## Short problem
Identify each line below that contains the word "sister", and copy it out.

[Collected data]

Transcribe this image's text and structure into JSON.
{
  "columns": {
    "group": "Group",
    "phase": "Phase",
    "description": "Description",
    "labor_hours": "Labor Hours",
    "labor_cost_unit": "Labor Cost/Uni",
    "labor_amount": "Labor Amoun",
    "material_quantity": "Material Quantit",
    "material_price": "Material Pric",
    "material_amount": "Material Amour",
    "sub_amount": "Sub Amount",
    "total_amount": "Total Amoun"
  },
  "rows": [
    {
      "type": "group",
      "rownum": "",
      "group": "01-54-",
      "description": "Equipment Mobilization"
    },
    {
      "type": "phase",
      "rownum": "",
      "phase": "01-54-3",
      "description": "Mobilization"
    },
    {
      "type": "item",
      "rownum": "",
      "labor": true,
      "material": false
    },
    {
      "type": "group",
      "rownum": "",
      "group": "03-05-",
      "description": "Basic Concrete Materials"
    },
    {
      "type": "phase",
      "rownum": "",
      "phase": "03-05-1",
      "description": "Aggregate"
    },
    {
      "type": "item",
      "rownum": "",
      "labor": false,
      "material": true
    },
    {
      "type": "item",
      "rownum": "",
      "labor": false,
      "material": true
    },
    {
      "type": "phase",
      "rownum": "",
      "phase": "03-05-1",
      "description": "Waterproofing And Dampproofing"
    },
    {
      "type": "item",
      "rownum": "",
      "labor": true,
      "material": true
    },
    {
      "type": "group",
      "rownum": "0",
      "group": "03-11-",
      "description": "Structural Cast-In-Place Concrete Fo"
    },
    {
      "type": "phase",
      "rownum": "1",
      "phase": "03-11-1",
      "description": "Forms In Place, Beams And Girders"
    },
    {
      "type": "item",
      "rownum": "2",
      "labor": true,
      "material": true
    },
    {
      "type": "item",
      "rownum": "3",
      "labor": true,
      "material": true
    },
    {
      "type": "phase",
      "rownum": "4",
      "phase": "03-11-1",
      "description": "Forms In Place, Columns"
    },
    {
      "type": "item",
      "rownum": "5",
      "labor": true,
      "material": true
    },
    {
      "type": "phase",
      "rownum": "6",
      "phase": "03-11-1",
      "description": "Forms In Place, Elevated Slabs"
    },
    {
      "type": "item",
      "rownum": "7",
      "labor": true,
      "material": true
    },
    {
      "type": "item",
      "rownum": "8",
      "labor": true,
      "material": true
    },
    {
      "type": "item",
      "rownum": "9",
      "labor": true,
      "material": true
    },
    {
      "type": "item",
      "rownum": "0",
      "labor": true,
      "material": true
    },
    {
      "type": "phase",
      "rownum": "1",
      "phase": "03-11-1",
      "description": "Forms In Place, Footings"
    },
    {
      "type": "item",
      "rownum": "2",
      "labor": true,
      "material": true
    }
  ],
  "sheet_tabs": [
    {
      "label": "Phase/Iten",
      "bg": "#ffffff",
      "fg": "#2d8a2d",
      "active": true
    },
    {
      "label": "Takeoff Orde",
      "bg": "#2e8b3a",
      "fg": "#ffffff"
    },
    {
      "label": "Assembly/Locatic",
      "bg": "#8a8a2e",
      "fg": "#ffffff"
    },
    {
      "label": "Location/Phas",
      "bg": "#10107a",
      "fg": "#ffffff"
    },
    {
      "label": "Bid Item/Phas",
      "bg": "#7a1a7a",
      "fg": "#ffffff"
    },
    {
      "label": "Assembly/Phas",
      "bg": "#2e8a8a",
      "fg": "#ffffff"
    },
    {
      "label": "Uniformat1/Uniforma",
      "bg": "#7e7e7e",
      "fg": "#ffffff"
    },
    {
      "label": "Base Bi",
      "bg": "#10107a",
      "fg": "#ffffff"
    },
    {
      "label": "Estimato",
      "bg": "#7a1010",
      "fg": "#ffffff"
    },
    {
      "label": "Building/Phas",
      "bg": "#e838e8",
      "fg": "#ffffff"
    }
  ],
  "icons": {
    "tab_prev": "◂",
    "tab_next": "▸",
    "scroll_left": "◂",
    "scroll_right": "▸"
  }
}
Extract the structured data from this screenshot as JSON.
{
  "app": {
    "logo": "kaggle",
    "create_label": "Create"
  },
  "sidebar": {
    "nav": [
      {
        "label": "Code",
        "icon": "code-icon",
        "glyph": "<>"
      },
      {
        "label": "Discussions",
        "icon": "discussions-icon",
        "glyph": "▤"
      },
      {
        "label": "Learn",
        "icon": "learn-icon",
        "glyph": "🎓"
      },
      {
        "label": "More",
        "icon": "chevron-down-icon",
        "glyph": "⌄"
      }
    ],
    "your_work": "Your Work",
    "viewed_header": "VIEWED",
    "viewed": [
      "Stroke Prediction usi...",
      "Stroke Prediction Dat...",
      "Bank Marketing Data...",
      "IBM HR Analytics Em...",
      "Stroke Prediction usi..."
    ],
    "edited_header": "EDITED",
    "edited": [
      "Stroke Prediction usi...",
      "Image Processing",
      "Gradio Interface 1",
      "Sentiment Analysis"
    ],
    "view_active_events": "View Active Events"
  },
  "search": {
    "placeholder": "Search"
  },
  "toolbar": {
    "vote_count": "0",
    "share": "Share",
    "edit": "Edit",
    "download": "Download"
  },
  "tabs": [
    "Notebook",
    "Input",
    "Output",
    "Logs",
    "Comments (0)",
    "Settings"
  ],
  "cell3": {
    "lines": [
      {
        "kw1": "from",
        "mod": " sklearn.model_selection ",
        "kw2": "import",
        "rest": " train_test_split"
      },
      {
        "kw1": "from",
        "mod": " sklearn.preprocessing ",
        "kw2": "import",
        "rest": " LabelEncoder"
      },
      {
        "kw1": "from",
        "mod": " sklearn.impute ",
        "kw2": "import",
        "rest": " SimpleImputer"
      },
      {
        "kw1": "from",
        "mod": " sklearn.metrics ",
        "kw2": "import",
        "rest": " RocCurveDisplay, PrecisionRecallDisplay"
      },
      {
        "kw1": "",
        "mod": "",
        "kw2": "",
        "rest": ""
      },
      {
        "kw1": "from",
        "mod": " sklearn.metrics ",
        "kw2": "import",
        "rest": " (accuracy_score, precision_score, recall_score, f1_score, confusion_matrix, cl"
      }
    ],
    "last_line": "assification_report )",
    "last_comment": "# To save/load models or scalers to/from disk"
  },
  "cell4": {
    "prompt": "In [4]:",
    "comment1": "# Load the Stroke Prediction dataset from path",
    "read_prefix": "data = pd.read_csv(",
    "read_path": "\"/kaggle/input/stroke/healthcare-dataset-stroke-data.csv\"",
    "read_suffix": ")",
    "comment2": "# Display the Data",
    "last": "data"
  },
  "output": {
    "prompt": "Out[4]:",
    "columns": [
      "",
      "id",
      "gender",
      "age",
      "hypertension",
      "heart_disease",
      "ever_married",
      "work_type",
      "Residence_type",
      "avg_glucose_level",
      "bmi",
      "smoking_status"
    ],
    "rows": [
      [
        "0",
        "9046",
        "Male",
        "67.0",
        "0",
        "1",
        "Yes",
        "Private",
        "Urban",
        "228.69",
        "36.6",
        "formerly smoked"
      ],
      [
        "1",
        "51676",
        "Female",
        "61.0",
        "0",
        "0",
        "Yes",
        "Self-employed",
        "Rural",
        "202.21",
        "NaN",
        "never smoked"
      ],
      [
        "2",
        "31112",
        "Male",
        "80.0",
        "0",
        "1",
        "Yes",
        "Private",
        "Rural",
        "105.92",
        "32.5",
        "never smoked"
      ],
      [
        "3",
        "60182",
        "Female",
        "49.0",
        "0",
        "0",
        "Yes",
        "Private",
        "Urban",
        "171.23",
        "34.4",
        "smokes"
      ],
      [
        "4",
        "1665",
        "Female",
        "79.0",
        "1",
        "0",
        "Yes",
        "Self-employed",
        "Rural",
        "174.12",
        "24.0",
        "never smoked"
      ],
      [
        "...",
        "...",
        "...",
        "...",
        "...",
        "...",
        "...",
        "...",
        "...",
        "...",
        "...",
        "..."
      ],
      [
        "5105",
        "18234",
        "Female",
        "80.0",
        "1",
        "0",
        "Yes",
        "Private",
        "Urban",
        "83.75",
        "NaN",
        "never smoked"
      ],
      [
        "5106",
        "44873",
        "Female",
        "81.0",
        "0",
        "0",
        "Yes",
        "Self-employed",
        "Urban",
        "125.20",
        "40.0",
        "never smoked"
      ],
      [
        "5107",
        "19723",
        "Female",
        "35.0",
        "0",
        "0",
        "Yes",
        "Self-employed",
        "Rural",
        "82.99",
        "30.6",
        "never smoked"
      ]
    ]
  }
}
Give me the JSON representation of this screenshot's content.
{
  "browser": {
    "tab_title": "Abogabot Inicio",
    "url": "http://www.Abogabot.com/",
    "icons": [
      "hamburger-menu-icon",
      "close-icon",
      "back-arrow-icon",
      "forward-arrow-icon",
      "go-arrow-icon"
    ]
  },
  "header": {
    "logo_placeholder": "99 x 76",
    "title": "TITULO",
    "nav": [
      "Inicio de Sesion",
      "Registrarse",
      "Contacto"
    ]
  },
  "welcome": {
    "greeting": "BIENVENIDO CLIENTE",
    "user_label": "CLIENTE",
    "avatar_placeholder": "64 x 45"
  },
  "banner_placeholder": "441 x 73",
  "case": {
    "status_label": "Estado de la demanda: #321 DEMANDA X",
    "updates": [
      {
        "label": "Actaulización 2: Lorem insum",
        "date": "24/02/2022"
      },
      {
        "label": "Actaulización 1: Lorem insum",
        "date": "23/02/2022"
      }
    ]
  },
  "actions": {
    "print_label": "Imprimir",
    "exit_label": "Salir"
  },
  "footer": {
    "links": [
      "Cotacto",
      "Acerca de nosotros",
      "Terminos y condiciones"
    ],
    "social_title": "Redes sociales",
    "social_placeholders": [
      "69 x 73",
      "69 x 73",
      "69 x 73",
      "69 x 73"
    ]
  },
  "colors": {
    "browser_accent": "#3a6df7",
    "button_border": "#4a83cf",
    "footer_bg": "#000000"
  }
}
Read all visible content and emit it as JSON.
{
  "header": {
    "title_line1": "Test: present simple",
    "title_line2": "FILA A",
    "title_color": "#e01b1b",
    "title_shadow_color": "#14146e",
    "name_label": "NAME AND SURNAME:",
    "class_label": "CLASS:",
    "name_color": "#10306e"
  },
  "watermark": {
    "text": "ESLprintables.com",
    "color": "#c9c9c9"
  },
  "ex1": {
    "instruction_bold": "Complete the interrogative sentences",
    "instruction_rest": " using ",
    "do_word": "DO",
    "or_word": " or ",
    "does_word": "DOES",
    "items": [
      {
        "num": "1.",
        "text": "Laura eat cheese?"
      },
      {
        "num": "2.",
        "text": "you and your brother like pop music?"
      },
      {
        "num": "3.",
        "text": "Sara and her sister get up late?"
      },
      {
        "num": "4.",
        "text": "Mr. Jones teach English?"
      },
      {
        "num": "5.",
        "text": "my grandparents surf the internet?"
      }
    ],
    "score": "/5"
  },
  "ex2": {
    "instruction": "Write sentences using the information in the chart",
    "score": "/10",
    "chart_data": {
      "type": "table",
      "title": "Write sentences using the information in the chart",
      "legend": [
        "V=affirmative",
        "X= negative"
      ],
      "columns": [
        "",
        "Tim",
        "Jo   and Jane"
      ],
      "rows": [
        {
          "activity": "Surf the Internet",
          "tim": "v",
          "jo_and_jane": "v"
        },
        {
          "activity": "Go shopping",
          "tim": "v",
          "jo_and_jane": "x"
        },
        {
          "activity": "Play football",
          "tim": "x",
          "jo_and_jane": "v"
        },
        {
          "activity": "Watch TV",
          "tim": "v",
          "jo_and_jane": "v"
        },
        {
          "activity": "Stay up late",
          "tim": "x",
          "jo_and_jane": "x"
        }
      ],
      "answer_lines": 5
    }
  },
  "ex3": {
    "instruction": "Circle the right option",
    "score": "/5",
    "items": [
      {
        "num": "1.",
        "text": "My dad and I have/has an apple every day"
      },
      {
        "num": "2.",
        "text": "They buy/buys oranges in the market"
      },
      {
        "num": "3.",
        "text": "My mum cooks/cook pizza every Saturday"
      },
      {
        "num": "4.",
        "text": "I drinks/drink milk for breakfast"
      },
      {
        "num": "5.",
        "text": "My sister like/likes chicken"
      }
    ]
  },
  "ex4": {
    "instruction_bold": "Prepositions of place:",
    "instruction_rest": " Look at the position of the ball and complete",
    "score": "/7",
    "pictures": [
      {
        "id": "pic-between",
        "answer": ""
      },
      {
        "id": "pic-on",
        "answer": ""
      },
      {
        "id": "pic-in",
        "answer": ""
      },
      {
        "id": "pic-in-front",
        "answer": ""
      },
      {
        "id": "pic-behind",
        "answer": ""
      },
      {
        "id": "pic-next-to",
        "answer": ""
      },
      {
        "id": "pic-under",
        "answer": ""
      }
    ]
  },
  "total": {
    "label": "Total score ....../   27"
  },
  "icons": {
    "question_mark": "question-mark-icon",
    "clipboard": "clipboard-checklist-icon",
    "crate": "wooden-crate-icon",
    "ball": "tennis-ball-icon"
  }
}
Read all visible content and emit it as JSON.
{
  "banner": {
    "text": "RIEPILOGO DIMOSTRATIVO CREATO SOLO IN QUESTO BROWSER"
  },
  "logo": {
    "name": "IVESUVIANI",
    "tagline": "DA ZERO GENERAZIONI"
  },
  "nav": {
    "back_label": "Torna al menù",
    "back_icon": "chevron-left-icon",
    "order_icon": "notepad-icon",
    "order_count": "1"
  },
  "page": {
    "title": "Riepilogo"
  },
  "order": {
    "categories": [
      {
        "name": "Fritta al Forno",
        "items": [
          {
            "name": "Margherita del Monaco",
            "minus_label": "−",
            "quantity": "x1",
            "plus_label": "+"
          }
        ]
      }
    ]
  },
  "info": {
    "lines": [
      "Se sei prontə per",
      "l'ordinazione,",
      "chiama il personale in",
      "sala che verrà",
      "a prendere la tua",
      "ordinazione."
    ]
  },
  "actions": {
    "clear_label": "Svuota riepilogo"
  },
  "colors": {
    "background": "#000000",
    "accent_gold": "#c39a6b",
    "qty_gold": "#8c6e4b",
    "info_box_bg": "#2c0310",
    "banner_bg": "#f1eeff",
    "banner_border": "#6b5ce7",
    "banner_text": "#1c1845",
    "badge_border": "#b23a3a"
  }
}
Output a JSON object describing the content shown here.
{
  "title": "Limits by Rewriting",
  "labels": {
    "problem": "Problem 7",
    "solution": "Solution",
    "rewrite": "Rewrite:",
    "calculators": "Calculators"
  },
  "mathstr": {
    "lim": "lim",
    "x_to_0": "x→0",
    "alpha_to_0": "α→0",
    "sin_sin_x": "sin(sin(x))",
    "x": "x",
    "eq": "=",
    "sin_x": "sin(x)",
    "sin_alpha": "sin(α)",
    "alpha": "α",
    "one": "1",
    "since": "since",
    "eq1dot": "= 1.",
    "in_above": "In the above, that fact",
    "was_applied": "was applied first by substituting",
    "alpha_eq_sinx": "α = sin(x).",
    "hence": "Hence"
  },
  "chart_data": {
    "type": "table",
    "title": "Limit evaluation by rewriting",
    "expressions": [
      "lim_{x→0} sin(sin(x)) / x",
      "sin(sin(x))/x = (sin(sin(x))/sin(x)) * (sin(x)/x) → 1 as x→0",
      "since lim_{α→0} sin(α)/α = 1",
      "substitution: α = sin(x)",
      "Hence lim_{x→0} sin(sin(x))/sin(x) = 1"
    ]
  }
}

## Correct result
        "text": "Sara and her sister get up late?"
        "text": "My sister like/likes chicken"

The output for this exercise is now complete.